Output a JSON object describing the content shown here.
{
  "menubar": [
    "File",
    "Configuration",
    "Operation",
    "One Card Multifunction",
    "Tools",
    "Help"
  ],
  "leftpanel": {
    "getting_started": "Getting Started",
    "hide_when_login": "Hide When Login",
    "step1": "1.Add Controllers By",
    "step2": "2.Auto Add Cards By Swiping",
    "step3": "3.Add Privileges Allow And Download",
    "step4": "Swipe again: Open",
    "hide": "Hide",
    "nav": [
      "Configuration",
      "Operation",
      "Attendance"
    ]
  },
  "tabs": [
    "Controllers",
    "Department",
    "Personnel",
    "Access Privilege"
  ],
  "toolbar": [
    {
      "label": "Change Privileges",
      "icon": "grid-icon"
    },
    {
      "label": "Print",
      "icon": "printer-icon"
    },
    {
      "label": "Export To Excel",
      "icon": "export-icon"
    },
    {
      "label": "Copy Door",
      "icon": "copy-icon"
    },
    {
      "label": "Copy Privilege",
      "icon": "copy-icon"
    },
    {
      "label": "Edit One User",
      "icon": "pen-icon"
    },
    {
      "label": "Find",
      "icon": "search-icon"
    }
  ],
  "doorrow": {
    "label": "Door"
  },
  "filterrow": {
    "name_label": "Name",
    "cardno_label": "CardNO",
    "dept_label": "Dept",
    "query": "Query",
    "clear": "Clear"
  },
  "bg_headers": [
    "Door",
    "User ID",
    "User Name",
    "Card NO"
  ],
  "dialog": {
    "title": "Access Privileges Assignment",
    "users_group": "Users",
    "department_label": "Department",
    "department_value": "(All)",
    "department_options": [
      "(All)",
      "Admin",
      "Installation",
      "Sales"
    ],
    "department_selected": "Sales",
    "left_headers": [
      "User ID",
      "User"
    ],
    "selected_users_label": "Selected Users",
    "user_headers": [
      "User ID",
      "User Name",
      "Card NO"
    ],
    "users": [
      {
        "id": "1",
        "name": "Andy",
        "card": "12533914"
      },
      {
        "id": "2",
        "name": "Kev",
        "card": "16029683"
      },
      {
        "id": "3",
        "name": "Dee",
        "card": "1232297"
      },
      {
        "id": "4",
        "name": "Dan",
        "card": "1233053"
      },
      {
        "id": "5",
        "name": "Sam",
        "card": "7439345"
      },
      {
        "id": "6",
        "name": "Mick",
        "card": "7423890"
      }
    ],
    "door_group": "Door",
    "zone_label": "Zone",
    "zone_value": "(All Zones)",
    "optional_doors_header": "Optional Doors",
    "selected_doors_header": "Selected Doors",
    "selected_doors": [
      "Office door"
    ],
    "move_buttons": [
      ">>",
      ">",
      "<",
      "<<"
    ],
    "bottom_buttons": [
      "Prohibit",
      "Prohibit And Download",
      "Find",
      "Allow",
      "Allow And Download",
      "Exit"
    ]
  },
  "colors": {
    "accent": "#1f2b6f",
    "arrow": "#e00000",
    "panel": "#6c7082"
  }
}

• _DIRECTIONS FOR THIS TASK_: Return the whole listing exactly, with every line included.

• _FULL OUTPUT_:
Output a JSON object describing the content shown here.
{
  "menubar": [
    "File",
    "Configuration",
    "Operation",
    "One Card Multifunction",
    "Tools",
    "Help"
  ],
  "leftpanel": {
    "getting_started": "Getting Started",
    "hide_when_login": "Hide When Login",
    "step1": "1.Add Controllers By",
    "step2": "2.Auto Add Cards By Swiping",
    "step3": "3.Add Privileges Allow And Download",
    "step4": "Swipe again: Open",
    "hide": "Hide",
    "nav": [
      "Configuration",
      "Operation",
      "Attendance"
    ]
  },
  "tabs": [
    "Controllers",
    "Department",
    "Personnel",
    "Access Privilege"
  ],
  "toolbar": [
    {
      "label": "Change Privileges",
      "icon": "grid-icon"
    },
    {
      "label": "Print",
      "icon": "printer-icon"
    },
    {
      "label": "Export To Excel",
      "icon": "export-icon"
    },
    {
      "label": "Copy Door",
      "icon": "copy-icon"
    },
    {
      "label": "Copy Privilege",
      "icon": "copy-icon"
    },
    {
      "label": "Edit One User",
      "icon": "pen-icon"
    },
    {
      "label": "Find",
      "icon": "search-icon"
    }
  ],
  "doorrow": {
    "label": "Door"
  },
  "filterrow": {
    "name_label": "Name",
    "cardno_label": "CardNO",
    "dept_label": "Dept",
    "query": "Query",
    "clear": "Clear"
  },
  "bg_headers": [
    "Door",
    "User ID",
    "User Name",
    "Card NO"
  ],
  "dialog": {
    "title": "Access Privileges Assignment",
    "users_group": "Users",
    "department_label": "Department",
    "department_value": "(All)",
    "department_options": [
      "(All)",
      "Admin",
      "Installation",
      "Sales"
    ],
    "department_selected": "Sales",
    "left_headers": [
      "User ID",
      "User"
    ],
    "selected_users_label": "Selected Users",
    "user_headers": [
      "User ID",
      "User Name",
      "Card NO"
    ],
    "users": [
      {
        "id": "1",
        "name": "Andy",
        "card": "12533914"
      },
      {
        "id": "2",
        "name": "Kev",
        "card": "16029683"
      },
      {
        "id": "3",
        "name": "Dee",
        "card": "1232297"
      },
      {
        "id": "4",
        "name": "Dan",
        "card": "1233053"
      },
      {
        "id": "5",
        "name": "Sam",
        "card": "7439345"
      },
      {
        "id": "6",
        "name": "Mick",
        "card": "7423890"
      }
    ],
    "door_group": "Door",
    "zone_label": "Zone",
    "zone_value": "(All Zones)",
    "optional_doors_header": "Optional Doors",
    "selected_doors_header": "Selected Doors",
    "selected_doors": [
      "Office door"
    ],
    "move_buttons": [
      ">>",
      ">",
      "<",
      "<<"
    ],
    "bottom_buttons": [
      "Prohibit",
      "Prohibit And Download",
      "Find",
      "Allow",
      "Allow And Download",
      "Exit"
    ]
  },
  "colors": {
    "accent": "#1f2b6f",
    "arrow": "#e00000",
    "panel": "#6c7082"
  }
}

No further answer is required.